Source records:
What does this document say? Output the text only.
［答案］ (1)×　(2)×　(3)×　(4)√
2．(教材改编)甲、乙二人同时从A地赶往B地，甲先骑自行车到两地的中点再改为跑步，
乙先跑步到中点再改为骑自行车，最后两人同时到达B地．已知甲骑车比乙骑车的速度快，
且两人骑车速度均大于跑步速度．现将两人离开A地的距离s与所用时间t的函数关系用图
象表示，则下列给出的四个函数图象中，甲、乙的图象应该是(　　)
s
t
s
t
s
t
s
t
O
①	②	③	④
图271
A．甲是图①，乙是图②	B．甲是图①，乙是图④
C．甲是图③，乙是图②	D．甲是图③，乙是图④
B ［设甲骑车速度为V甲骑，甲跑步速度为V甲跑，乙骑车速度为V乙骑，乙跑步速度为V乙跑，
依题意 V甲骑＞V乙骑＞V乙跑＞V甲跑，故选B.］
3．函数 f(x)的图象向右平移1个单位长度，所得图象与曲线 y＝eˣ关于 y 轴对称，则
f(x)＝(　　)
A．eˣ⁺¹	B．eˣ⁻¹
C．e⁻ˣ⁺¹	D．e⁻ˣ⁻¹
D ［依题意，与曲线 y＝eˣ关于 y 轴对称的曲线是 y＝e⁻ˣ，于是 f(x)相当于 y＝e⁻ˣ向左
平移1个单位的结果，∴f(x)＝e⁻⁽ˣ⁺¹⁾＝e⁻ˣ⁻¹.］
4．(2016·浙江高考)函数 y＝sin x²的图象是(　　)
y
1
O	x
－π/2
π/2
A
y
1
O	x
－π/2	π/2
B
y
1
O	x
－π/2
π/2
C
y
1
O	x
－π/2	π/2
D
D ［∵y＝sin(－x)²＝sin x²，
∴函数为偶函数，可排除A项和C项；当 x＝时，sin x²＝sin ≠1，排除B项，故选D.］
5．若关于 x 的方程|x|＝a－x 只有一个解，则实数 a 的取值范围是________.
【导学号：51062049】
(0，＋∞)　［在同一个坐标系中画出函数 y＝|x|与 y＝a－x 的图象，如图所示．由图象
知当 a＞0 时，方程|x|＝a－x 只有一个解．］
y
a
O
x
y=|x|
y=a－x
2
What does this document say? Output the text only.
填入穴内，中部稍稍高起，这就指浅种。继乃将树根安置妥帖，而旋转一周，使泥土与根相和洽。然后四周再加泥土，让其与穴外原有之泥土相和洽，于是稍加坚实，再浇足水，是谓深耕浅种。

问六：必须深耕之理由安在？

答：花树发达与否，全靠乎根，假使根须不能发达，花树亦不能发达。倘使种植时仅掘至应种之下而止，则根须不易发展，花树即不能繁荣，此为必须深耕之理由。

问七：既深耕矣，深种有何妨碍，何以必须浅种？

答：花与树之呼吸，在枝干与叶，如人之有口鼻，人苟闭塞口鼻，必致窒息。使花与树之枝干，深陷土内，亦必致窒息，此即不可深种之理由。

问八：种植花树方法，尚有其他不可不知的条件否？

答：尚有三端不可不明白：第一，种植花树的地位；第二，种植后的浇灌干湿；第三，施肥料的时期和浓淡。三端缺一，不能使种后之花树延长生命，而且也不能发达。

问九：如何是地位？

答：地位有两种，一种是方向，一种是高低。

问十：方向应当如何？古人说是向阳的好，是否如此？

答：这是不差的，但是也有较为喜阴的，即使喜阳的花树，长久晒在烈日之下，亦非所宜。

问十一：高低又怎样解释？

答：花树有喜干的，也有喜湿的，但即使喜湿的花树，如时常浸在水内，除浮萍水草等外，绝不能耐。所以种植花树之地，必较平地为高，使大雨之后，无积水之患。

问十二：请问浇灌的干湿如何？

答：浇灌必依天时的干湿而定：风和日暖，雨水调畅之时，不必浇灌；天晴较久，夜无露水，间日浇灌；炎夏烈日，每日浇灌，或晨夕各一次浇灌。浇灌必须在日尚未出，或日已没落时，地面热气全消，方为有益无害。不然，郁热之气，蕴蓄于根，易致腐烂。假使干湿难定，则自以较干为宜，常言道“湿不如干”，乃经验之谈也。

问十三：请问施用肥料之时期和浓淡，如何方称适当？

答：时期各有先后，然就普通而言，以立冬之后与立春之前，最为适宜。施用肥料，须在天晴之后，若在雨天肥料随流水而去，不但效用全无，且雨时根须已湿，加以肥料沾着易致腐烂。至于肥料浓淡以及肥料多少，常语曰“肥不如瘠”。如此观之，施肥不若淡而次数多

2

#### WHAT TO PRODUCE:
Identify the lines of the entries containing the string "乙是图④". Copy each such line.

#### CORRECT OUTPUT:
A．甲是图①，乙是图②	B．甲是图①，乙是图④
C．甲是图③，乙是图②	D．甲是图③，乙是图④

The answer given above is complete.